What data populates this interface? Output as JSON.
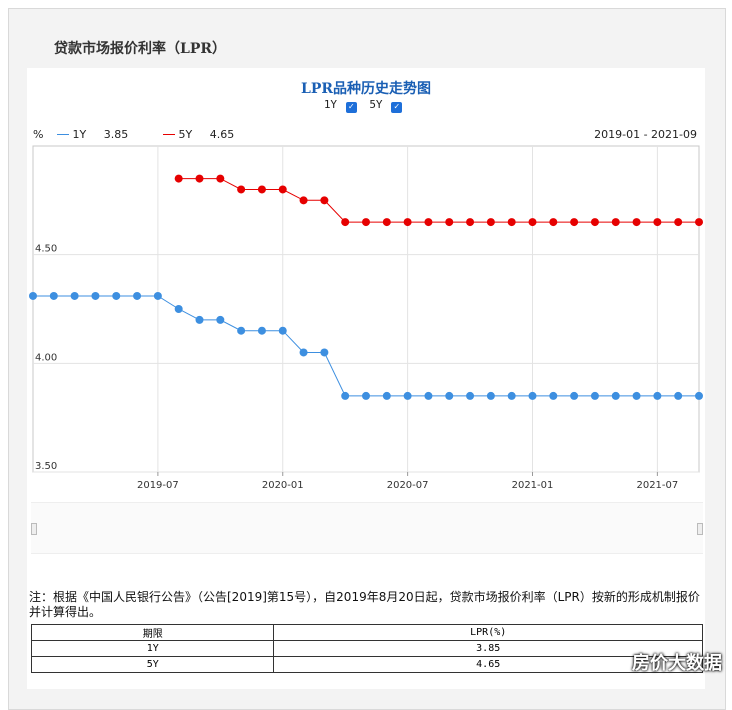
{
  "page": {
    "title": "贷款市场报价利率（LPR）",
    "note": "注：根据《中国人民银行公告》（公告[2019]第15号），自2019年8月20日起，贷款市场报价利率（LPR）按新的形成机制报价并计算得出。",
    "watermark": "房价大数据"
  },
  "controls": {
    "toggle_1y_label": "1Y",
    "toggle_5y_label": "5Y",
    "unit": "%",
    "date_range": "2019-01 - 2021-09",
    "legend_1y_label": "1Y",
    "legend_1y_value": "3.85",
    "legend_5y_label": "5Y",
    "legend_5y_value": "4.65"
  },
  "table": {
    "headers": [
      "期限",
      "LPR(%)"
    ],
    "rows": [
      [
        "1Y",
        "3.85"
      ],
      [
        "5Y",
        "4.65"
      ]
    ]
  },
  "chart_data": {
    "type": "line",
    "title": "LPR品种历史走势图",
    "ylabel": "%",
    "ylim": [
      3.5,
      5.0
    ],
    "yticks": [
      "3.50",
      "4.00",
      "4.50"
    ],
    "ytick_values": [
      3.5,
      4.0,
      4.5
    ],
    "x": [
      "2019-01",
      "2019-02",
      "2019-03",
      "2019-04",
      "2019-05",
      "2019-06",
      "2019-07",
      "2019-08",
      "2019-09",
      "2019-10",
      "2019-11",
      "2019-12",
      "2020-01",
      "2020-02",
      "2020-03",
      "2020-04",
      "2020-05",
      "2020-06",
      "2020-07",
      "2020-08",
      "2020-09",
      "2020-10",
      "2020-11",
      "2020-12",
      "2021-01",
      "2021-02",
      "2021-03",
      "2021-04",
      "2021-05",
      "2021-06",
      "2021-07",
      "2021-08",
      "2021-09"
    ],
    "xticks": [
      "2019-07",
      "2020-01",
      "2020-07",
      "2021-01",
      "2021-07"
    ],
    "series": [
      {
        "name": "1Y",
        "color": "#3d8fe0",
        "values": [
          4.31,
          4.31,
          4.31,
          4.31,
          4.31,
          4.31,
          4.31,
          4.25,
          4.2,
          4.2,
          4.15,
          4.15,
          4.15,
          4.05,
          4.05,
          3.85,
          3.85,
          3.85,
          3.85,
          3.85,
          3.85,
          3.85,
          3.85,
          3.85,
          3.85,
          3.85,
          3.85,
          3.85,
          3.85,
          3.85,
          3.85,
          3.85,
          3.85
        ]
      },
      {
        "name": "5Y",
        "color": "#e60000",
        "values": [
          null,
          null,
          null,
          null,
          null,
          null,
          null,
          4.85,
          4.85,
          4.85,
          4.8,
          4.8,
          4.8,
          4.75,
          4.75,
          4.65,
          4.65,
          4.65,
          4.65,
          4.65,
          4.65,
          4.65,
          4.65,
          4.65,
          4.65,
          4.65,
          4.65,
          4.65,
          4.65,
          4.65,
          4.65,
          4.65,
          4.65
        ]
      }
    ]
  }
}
━━━━━━━━
BRIEF » Find the word "贷款市场报价利率" in the data and show each line that holds it.

OUTPUT OF THE TASK »
    "title": "贷款市场报价利率（LPR）",
    "note": "注：根据《中国人民银行公告》（公告[2019]第15号），自2019年8月20日起，贷款市场报价利率（LPR）按新的形成机制报价并计算得出。",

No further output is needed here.